Exercise prompt
Quote the data below word for word, starting at the beginning and ending at the line that contains "The conveyor 34 is at (75, 157).". Include both ends and leave out the pictures.

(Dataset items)
::::

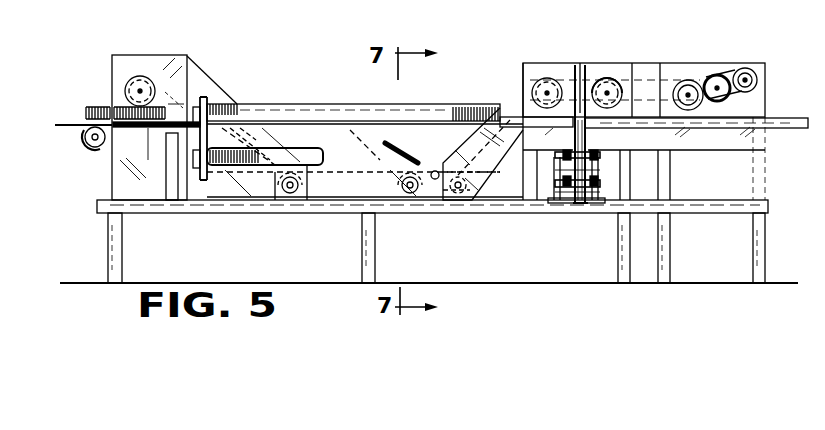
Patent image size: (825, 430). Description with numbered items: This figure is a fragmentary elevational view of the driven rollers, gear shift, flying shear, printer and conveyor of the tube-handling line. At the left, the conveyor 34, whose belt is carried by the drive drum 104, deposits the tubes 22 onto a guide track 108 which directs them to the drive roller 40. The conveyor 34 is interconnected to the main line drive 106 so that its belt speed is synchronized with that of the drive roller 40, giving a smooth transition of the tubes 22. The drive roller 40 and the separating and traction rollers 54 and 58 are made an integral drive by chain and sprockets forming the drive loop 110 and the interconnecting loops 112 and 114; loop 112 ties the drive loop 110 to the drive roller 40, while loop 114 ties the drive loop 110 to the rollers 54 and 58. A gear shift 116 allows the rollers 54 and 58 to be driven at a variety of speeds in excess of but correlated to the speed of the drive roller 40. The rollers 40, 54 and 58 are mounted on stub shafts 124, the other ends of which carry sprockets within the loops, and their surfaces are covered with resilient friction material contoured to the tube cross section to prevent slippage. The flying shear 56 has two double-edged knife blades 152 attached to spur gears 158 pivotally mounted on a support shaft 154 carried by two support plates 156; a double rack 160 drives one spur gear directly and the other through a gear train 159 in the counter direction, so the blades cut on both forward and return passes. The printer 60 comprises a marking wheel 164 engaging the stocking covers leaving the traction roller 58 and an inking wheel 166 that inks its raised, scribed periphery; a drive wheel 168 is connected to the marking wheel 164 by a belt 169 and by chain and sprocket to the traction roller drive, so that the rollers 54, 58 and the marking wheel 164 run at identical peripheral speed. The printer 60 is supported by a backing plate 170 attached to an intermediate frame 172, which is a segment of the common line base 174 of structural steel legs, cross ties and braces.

The tubes 22 is at (98, 108).
The conveyor 34 is at (75, 157).
The drive roller 40 is at (130, 84).
The separating and traction roller 54 is at (535, 80).
The flying shear 56 is at (565, 215).
The separating and traction roller 58 is at (607, 78).
The printer 60 is at (722, 44).
The drive drum 104 is at (84, 137).
The main line drive 106 is at (241, 77).
The guide track 108 is at (148, 130).
The drive loop 110 is at (363, 160).
The interconnecting loop 112 is at (200, 59).
The interconnecting loop 114 is at (472, 156).
The gear shift 116 is at (372, 141).
The stub shafts 124 is at (136, 92).
The knife blades 152 is at (580, 108).
The support shaft 154 is at (553, 163).
The support plates 156 is at (598, 200).
The spur gears 158 is at (592, 154).
The gear train 159 is at (550, 203).
The double rack 160 is at (590, 186).
The marking wheel 164 is at (680, 78).
The inking wheel 166 is at (712, 74).
The drive wheel 168 is at (751, 68).
The belt 169 is at (770, 103).
The backing plate 170 is at (768, 71).
The intermediate frame 172 is at (765, 170).
The line base 174 is at (772, 252).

::::

Response below
Patent image size: (825, 430). Description with numbered items: This figure is a fragmentary elevational view of the driven rollers, gear shift, flying shear, printer and conveyor of the tube-handling line. At the left, the conveyor 34, whose belt is carried by the drive drum 104, deposits the tubes 22 onto a guide track 108 which directs them to the drive roller 40. The conveyor 34 is interconnected to the main line drive 106 so that its belt speed is synchronized with that of the drive roller 40, giving a smooth transition of the tubes 22. The drive roller 40 and the separating and traction rollers 54 and 58 are made an integral drive by chain and sprockets forming the drive loop 110 and the interconnecting loops 112 and 114; loop 112 ties the drive loop 110 to the drive roller 40, while loop 114 ties the drive loop 110 to the rollers 54 and 58. A gear shift 116 allows the rollers 54 and 58 to be driven at a variety of speeds in excess of but correlated to the speed of the drive roller 40. The rollers 40, 54 and 58 are mounted on stub shafts 124, the other ends of which carry sprockets within the loops, and their surfaces are covered with resilient friction material contoured to the tube cross section to prevent slippage. The flying shear 56 has two double-edged knife blades 152 attached to spur gears 158 pivotally mounted on a support shaft 154 carried by two support plates 156; a double rack 160 drives one spur gear directly and the other through a gear train 159 in the counter direction, so the blades cut on both forward and return passes. The printer 60 comprises a marking wheel 164 engaging the stocking covers leaving the traction roller 58 and an inking wheel 166 that inks its raised, scribed periphery; a drive wheel 168 is connected to the marking wheel 164 by a belt 169 and by chain and sprocket to the traction roller drive, so that the rollers 54, 58 and the marking wheel 164 run at identical peripheral speed. The printer 60 is supported by a backing plate 170 attached to an intermediate frame 172, which is a segment of the common line base 174 of structural steel legs, cross ties and braces.

The tubes 22 is at (98, 108).
The conveyor 34 is at (75, 157).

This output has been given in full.